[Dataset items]
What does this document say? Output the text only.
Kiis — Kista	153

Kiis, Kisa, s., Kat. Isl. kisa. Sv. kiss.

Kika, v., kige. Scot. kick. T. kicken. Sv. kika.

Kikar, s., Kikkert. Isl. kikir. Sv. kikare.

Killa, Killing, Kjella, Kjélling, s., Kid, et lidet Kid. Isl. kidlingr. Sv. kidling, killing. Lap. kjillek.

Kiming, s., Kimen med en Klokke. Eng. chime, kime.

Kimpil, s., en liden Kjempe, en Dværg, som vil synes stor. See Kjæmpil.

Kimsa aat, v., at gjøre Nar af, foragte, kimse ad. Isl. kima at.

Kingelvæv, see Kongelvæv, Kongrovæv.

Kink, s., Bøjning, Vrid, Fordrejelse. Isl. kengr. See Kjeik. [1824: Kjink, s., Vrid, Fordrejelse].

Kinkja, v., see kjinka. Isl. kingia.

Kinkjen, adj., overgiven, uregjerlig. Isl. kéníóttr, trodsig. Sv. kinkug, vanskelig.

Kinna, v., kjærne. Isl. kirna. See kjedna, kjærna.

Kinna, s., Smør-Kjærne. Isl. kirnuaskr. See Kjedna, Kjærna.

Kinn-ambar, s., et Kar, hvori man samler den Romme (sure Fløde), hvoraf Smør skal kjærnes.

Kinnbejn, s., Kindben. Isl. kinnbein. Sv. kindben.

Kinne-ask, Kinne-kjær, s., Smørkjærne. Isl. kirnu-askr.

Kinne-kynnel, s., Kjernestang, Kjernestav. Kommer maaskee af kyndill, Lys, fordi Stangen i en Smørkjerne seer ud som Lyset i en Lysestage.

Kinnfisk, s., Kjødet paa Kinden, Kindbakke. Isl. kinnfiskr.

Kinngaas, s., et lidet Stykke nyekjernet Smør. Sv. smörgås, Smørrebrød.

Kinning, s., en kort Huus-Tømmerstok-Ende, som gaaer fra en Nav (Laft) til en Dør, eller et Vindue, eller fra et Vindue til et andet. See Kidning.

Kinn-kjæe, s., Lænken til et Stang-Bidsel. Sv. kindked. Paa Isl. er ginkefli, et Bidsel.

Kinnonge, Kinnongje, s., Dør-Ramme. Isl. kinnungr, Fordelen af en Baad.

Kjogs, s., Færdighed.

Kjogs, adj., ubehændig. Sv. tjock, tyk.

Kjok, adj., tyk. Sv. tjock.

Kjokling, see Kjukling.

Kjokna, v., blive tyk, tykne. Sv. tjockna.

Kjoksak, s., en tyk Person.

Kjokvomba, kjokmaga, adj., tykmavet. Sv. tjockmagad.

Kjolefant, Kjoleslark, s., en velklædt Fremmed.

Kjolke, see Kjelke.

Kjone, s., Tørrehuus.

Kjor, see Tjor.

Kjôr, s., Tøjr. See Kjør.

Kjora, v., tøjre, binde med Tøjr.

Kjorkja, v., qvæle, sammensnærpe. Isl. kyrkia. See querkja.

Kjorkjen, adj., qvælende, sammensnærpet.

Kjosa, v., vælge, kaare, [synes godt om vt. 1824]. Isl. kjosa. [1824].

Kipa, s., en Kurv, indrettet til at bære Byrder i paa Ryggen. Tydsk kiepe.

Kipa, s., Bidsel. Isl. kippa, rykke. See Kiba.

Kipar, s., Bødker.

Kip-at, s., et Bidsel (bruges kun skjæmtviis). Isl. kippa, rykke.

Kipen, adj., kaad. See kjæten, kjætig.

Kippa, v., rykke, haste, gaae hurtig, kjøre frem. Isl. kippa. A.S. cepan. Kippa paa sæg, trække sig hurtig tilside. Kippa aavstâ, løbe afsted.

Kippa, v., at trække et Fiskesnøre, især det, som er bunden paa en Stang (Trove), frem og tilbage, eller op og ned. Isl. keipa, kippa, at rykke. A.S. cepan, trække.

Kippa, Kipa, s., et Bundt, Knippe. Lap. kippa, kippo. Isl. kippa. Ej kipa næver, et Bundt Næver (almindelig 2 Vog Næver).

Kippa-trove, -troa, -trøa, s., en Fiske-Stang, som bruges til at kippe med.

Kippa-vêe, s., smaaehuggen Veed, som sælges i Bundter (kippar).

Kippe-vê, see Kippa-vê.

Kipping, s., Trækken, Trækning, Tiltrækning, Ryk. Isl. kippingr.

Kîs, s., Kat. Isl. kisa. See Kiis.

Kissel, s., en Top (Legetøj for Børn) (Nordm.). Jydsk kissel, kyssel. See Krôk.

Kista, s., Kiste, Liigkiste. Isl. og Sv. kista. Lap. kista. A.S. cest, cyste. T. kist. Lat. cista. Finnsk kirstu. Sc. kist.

Task objective |
Using the listing above, gather each line that holds the string "Kinne" and copy it.

Task output |
Kinne-ask, Kinne-kjær, s., Smørkjærne. Isl. kirnu-askr.
Kinne-kynnel, s., Kjernestang, Kjernestav. Kommer maaskee af kyndill, Lys, fordi Stangen i en Smørkjerne seer ud som Lyset i en Lysestage.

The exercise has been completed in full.